* **Exercise objective**
Repeat, without any change, the entries presented below.

* **Supplied material**
*****
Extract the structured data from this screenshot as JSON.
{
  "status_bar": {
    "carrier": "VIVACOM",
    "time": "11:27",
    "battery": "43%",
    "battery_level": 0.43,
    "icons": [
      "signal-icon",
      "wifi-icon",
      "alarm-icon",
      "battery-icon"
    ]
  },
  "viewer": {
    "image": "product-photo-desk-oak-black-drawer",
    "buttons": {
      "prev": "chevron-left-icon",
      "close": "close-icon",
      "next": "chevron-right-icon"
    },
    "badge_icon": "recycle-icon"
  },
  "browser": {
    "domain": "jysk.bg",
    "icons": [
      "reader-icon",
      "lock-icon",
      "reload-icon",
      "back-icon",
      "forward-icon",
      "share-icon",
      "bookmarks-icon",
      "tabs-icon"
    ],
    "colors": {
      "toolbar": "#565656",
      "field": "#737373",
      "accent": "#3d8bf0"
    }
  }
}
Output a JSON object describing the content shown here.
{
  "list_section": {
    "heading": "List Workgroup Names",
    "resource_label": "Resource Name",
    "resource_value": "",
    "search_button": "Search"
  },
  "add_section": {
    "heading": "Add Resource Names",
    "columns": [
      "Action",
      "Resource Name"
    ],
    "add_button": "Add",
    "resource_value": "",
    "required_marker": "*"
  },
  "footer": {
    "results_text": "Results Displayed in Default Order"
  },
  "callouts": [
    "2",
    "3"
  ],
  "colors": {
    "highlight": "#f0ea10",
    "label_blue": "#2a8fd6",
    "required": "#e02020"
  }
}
*****
* **Solution for this exercise**
Extract the structured data from this screenshot as JSON.
{
  "status_bar": {
    "carrier": "VIVACOM",
    "time": "11:27",
    "battery": "43%",
    "battery_level": 0.43,
    "icons": [
      "signal-icon",
      "wifi-icon",
      "alarm-icon",
      "battery-icon"
    ]
  },
  "viewer": {
    "image": "product-photo-desk-oak-black-drawer",
    "buttons": {
      "prev": "chevron-left-icon",
      "close": "close-icon",
      "next": "chevron-right-icon"
    },
    "badge_icon": "recycle-icon"
  },
  "browser": {
    "domain": "jysk.bg",
    "icons": [
      "reader-icon",
      "lock-icon",
      "reload-icon",
      "back-icon",
      "forward-icon",
      "share-icon",
      "bookmarks-icon",
      "tabs-icon"
    ],
    "colors": {
      "toolbar": "#565656",
      "field": "#737373",
      "accent": "#3d8bf0"
    }
  }
}
Output a JSON object describing the content shown here.
{
  "list_section": {
    "heading": "List Workgroup Names",
    "resource_label": "Resource Name",
    "resource_value": "",
    "search_button": "Search"
  },
  "add_section": {
    "heading": "Add Resource Names",
    "columns": [
      "Action",
      "Resource Name"
    ],
    "add_button": "Add",
    "resource_value": "",
    "required_marker": "*"
  },
  "footer": {
    "results_text": "Results Displayed in Default Order"
  },
  "callouts": [
    "2",
    "3"
  ],
  "colors": {
    "highlight": "#f0ea10",
    "label_blue": "#2a8fd6",
    "required": "#e02020"
  }
}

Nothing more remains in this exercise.